TASK STATEMENT: Exclude images, then output the remaining data verbatim.

DATA SECTION:
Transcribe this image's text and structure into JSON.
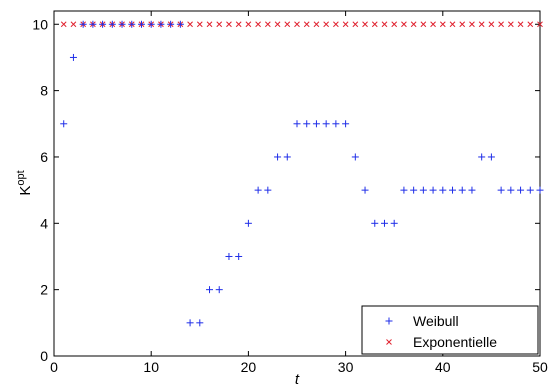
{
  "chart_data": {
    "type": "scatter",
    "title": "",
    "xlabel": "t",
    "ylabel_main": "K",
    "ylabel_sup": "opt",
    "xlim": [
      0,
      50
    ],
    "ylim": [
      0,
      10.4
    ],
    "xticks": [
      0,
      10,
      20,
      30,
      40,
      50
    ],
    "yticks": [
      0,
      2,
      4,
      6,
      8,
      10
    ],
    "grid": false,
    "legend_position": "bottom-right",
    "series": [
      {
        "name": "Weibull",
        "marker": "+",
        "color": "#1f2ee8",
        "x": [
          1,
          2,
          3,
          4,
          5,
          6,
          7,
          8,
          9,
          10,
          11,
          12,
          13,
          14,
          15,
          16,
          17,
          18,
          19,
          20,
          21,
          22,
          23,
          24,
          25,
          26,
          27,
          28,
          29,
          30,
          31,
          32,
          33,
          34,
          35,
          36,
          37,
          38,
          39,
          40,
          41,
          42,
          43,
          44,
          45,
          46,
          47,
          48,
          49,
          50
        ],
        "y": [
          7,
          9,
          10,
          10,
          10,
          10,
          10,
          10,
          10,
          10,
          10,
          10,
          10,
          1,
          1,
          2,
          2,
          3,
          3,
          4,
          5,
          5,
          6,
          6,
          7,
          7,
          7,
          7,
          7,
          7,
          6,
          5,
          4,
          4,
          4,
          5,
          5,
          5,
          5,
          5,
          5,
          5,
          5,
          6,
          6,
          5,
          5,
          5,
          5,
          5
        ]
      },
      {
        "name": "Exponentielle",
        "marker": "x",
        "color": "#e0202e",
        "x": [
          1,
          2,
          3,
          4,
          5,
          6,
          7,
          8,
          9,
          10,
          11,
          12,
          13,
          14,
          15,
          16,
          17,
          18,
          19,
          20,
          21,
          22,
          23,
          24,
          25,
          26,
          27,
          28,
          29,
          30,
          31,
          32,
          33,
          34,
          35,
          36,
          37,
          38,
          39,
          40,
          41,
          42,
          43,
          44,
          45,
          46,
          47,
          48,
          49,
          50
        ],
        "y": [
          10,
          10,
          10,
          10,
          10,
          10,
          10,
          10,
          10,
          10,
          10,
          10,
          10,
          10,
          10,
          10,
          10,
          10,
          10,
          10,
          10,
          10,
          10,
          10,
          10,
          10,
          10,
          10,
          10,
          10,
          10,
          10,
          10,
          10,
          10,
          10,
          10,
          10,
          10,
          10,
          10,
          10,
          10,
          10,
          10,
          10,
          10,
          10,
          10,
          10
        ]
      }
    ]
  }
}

RESPONSE TO THIS TASK:
Transcribe this image's text and structure into JSON.
{
  "chart_data": {
    "type": "scatter",
    "title": "",
    "xlabel": "t",
    "ylabel_main": "K",
    "ylabel_sup": "opt",
    "xlim": [
      0,
      50
    ],
    "ylim": [
      0,
      10.4
    ],
    "xticks": [
      0,
      10,
      20,
      30,
      40,
      50
    ],
    "yticks": [
      0,
      2,
      4,
      6,
      8,
      10
    ],
    "grid": false,
    "legend_position": "bottom-right",
    "series": [
      {
        "name": "Weibull",
        "marker": "+",
        "color": "#1f2ee8",
        "x": [
          1,
          2,
          3,
          4,
          5,
          6,
          7,
          8,
          9,
          10,
          11,
          12,
          13,
          14,
          15,
          16,
          17,
          18,
          19,
          20,
          21,
          22,
          23,
          24,
          25,
          26,
          27,
          28,
          29,
          30,
          31,
          32,
          33,
          34,
          35,
          36,
          37,
          38,
          39,
          40,
          41,
          42,
          43,
          44,
          45,
          46,
          47,
          48,
          49,
          50
        ],
        "y": [
          7,
          9,
          10,
          10,
          10,
          10,
          10,
          10,
          10,
          10,
          10,
          10,
          10,
          1,
          1,
          2,
          2,
          3,
          3,
          4,
          5,
          5,
          6,
          6,
          7,
          7,
          7,
          7,
          7,
          7,
          6,
          5,
          4,
          4,
          4,
          5,
          5,
          5,
          5,
          5,
          5,
          5,
          5,
          6,
          6,
          5,
          5,
          5,
          5,
          5
        ]
      },
      {
        "name": "Exponentielle",
        "marker": "x",
        "color": "#e0202e",
        "x": [
          1,
          2,
          3,
          4,
          5,
          6,
          7,
          8,
          9,
          10,
          11,
          12,
          13,
          14,
          15,
          16,
          17,
          18,
          19,
          20,
          21,
          22,
          23,
          24,
          25,
          26,
          27,
          28,
          29,
          30,
          31,
          32,
          33,
          34,
          35,
          36,
          37,
          38,
          39,
          40,
          41,
          42,
          43,
          44,
          45,
          46,
          47,
          48,
          49,
          50
        ],
        "y": [
          10,
          10,
          10,
          10,
          10,
          10,
          10,
          10,
          10,
          10,
          10,
          10,
          10,
          10,
          10,
          10,
          10,
          10,
          10,
          10,
          10,
          10,
          10,
          10,
          10,
          10,
          10,
          10,
          10,
          10,
          10,
          10,
          10,
          10,
          10,
          10,
          10,
          10,
          10,
          10,
          10,
          10,
          10,
          10,
          10,
          10,
          10,
          10,
          10,
          10
        ]
      }
    ]
  }
}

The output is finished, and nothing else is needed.